### Goal of the exercise
Please express every line of the records below as a JSON list of strings, one string per line, with blank lines left out.

### Listed entries
>> START
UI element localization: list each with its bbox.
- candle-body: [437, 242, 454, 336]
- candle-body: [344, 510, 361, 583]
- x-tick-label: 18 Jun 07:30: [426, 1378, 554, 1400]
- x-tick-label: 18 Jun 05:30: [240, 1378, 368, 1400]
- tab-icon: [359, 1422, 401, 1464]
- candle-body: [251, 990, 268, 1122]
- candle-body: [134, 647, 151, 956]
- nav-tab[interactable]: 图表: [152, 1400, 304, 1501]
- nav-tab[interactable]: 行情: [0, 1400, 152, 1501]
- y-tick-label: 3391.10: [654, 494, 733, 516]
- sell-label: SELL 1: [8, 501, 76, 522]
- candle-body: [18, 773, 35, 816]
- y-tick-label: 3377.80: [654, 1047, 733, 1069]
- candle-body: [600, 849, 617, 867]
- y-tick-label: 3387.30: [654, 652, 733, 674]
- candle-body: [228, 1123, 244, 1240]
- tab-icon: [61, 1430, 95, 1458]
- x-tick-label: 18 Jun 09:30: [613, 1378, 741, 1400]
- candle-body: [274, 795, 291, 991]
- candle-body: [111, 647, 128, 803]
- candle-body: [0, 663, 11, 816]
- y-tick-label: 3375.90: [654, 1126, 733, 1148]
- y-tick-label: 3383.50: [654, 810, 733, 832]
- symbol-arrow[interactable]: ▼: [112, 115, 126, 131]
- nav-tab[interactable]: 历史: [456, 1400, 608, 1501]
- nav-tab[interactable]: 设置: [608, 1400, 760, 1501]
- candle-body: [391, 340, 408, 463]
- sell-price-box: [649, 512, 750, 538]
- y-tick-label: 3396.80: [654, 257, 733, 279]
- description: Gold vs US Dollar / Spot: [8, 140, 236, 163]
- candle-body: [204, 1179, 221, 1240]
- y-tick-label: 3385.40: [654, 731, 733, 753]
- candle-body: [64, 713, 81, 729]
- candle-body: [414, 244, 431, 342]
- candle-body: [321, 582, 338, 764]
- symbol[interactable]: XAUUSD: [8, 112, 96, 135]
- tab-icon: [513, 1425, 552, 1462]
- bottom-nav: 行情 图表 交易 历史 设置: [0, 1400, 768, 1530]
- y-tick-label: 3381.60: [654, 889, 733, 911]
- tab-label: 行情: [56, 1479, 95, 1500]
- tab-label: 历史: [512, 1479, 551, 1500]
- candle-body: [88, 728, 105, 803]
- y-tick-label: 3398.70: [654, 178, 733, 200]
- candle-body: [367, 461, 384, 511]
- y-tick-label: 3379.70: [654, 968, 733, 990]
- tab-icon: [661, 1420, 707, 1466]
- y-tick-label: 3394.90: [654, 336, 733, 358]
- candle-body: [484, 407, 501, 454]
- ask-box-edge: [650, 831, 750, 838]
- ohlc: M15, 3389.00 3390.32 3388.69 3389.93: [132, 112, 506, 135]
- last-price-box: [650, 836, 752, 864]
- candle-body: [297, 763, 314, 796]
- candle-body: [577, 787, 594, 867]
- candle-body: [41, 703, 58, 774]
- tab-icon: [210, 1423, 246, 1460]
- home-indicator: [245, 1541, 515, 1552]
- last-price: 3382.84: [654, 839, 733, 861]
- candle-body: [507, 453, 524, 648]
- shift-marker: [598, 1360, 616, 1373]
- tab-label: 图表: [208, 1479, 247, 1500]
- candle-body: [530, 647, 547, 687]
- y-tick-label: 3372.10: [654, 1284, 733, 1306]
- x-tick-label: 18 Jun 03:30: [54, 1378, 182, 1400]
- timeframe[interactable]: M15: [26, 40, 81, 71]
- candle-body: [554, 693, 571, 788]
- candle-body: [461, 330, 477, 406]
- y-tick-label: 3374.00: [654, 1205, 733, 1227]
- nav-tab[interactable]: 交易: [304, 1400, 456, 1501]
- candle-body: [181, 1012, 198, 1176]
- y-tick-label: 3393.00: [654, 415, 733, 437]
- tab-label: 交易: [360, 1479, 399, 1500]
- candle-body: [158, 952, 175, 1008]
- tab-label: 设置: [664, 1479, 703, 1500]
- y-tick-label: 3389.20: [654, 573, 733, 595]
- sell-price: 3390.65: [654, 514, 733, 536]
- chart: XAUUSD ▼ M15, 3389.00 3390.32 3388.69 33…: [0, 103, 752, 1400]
>> END
### Result of this task
[
  "UI element localization: list each with its bbox.",
  "- candle-body: [437, 242, 454, 336]",
  "- candle-body: [344, 510, 361, 583]",
  "- x-tick-label: 18 Jun 07:30: [426, 1378, 554, 1400]",
  "- x-tick-label: 18 Jun 05:30: [240, 1378, 368, 1400]",
  "- tab-icon: [359, 1422, 401, 1464]",
  "- candle-body: [251, 990, 268, 1122]",
  "- candle-body: [134, 647, 151, 956]",
  "- nav-tab[interactable]: 图表: [152, 1400, 304, 1501]",
  "- nav-tab[interactable]: 行情: [0, 1400, 152, 1501]",
  "- y-tick-label: 3391.10: [654, 494, 733, 516]",
  "- sell-label: SELL 1: [8, 501, 76, 522]",
  "- candle-body: [18, 773, 35, 816]",
  "- y-tick-label: 3377.80: [654, 1047, 733, 1069]",
  "- candle-body: [600, 849, 617, 867]",
  "- y-tick-label: 3387.30: [654, 652, 733, 674]",
  "- candle-body: [228, 1123, 244, 1240]",
  "- tab-icon: [61, 1430, 95, 1458]",
  "- x-tick-label: 18 Jun 09:30: [613, 1378, 741, 1400]",
  "- candle-body: [274, 795, 291, 991]",
  "- candle-body: [111, 647, 128, 803]",
  "- candle-body: [0, 663, 11, 816]",
  "- y-tick-label: 3375.90: [654, 1126, 733, 1148]",
  "- y-tick-label: 3383.50: [654, 810, 733, 832]",
  "- symbol-arrow[interactable]: ▼: [112, 115, 126, 131]",
  "- nav-tab[interactable]: 历史: [456, 1400, 608, 1501]",
  "- nav-tab[interactable]: 设置: [608, 1400, 760, 1501]",
  "- candle-body: [391, 340, 408, 463]",
  "- sell-price-box: [649, 512, 750, 538]",
  "- y-tick-label: 3396.80: [654, 257, 733, 279]",
  "- description: Gold vs US Dollar / Spot: [8, 140, 236, 163]",
  "- candle-body: [204, 1179, 221, 1240]",
  "- y-tick-label: 3385.40: [654, 731, 733, 753]",
  "- candle-body: [64, 713, 81, 729]",
  "- candle-body: [414, 244, 431, 342]",
  "- candle-body: [321, 582, 338, 764]",
  "- symbol[interactable]: XAUUSD: [8, 112, 96, 135]",
  "- tab-icon: [513, 1425, 552, 1462]",
  "- bottom-nav: 行情 图表 交易 历史 设置: [0, 1400, 768, 1530]",
  "- y-tick-label: 3381.60: [654, 889, 733, 911]",
  "- tab-label: 行情: [56, 1479, 95, 1500]",
  "- tab-label: 历史: [512, 1479, 551, 1500]",
  "- candle-body: [88, 728, 105, 803]",
  "- y-tick-label: 3398.70: [654, 178, 733, 200]",
  "- candle-body: [367, 461, 384, 511]",
  "- y-tick-label: 3379.70: [654, 968, 733, 990]",
  "- tab-icon: [661, 1420, 707, 1466]",
  "- y-tick-label: 3394.90: [654, 336, 733, 358]",
  "- candle-body: [484, 407, 501, 454]",
  "- ask-box-edge: [650, 831, 750, 838]",
  "- ohlc: M15, 3389.00 3390.32 3388.69 3389.93: [132, 112, 506, 135]",
  "- last-price-box: [650, 836, 752, 864]",
  "- candle-body: [297, 763, 314, 796]",
  "- candle-body: [577, 787, 594, 867]",
  "- candle-body: [41, 703, 58, 774]",
  "- tab-icon: [210, 1423, 246, 1460]",
  "- home-indicator: [245, 1541, 515, 1552]",
  "- last-price: 3382.84: [654, 839, 733, 861]",
  "- candle-body: [507, 453, 524, 648]",
  "- shift-marker: [598, 1360, 616, 1373]",
  "- tab-label: 图表: [208, 1479, 247, 1500]",
  "- candle-body: [530, 647, 547, 687]",
  "- y-tick-label: 3372.10: [654, 1284, 733, 1306]",
  "- x-tick-label: 18 Jun 03:30: [54, 1378, 182, 1400]",
  "- timeframe[interactable]: M15: [26, 40, 81, 71]",
  "- candle-body: [554, 693, 571, 788]",
  "- candle-body: [461, 330, 477, 406]",
  "- y-tick-label: 3374.00: [654, 1205, 733, 1227]",
  "- nav-tab[interactable]: 交易: [304, 1400, 456, 1501]",
  "- candle-body: [181, 1012, 198, 1176]",
  "- y-tick-label: 3393.00: [654, 415, 733, 437]",
  "- tab-label: 交易: [360, 1479, 399, 1500]",
  "- candle-body: [158, 952, 175, 1008]",
  "- tab-label: 设置: [664, 1479, 703, 1500]",
  "- y-tick-label: 3389.20: [654, 573, 733, 595]",
  "- sell-price: 3390.65: [654, 514, 733, 536]",
  "- chart: XAUUSD ▼ M15, 3389.00 3390.32 3388.69 33…: [0, 103, 752, 1400]"
]